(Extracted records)

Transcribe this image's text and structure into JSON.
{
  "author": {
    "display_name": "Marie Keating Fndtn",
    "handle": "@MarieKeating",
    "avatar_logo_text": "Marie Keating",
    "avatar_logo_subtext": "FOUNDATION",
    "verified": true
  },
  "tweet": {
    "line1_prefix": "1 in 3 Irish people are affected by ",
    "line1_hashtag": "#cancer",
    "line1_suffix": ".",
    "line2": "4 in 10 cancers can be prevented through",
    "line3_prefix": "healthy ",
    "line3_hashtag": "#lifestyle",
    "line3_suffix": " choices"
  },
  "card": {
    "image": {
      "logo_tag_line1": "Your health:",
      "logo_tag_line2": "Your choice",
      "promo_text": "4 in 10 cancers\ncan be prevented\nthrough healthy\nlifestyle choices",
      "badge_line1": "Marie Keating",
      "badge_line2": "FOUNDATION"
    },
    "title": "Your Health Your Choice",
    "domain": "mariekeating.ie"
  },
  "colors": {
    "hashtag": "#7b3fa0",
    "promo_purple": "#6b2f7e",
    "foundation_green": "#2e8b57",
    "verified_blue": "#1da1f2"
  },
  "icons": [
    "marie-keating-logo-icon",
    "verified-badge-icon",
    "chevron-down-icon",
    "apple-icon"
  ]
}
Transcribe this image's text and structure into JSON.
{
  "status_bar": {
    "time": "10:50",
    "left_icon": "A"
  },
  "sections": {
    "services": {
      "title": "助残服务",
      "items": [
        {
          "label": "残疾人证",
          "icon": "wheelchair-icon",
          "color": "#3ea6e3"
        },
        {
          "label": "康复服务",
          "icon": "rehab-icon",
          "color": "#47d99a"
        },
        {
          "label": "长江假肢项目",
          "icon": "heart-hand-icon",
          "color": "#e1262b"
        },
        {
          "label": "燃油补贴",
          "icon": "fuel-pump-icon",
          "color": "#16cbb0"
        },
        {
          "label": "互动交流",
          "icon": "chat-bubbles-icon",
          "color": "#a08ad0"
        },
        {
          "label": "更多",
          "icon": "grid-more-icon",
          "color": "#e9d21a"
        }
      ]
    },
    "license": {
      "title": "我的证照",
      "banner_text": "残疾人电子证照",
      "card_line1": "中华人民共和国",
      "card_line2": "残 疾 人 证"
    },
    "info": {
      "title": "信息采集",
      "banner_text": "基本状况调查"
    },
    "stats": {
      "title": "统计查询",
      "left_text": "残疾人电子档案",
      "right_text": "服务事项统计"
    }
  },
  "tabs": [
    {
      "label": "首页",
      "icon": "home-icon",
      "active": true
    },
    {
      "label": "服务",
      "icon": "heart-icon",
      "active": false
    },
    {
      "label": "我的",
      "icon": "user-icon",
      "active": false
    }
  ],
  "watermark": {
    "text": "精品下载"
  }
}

## AIM OF THE EXERCISE
Write out all records exactly, keeping every detail.

## SOLUTION
Transcribe this image's text and structure into JSON.
{
  "author": {
    "display_name": "Marie Keating Fndtn",
    "handle": "@MarieKeating",
    "avatar_logo_text": "Marie Keating",
    "avatar_logo_subtext": "FOUNDATION",
    "verified": true
  },
  "tweet": {
    "line1_prefix": "1 in 3 Irish people are affected by ",
    "line1_hashtag": "#cancer",
    "line1_suffix": ".",
    "line2": "4 in 10 cancers can be prevented through",
    "line3_prefix": "healthy ",
    "line3_hashtag": "#lifestyle",
    "line3_suffix": " choices"
  },
  "card": {
    "image": {
      "logo_tag_line1": "Your health:",
      "logo_tag_line2": "Your choice",
      "promo_text": "4 in 10 cancers\ncan be prevented\nthrough healthy\nlifestyle choices",
      "badge_line1": "Marie Keating",
      "badge_line2": "FOUNDATION"
    },
    "title": "Your Health Your Choice",
    "domain": "mariekeating.ie"
  },
  "colors": {
    "hashtag": "#7b3fa0",
    "promo_purple": "#6b2f7e",
    "foundation_green": "#2e8b57",
    "verified_blue": "#1da1f2"
  },
  "icons": [
    "marie-keating-logo-icon",
    "verified-badge-icon",
    "chevron-down-icon",
    "apple-icon"
  ]
}
Transcribe this image's text and structure into JSON.
{
  "status_bar": {
    "time": "10:50",
    "left_icon": "A"
  },
  "sections": {
    "services": {
      "title": "助残服务",
      "items": [
        {
          "label": "残疾人证",
          "icon": "wheelchair-icon",
          "color": "#3ea6e3"
        },
        {
          "label": "康复服务",
          "icon": "rehab-icon",
          "color": "#47d99a"
        },
        {
          "label": "长江假肢项目",
          "icon": "heart-hand-icon",
          "color": "#e1262b"
        },
        {
          "label": "燃油补贴",
          "icon": "fuel-pump-icon",
          "color": "#16cbb0"
        },
        {
          "label": "互动交流",
          "icon": "chat-bubbles-icon",
          "color": "#a08ad0"
        },
        {
          "label": "更多",
          "icon": "grid-more-icon",
          "color": "#e9d21a"
        }
      ]
    },
    "license": {
      "title": "我的证照",
      "banner_text": "残疾人电子证照",
      "card_line1": "中华人民共和国",
      "card_line2": "残 疾 人 证"
    },
    "info": {
      "title": "信息采集",
      "banner_text": "基本状况调查"
    },
    "stats": {
      "title": "统计查询",
      "left_text": "残疾人电子档案",
      "right_text": "服务事项统计"
    }
  },
  "tabs": [
    {
      "label": "首页",
      "icon": "home-icon",
      "active": true
    },
    {
      "label": "服务",
      "icon": "heart-icon",
      "active": false
    },
    {
      "label": "我的",
      "icon": "user-icon",
      "active": false
    }
  ],
  "watermark": {
    "text": "精品下载"
  }
}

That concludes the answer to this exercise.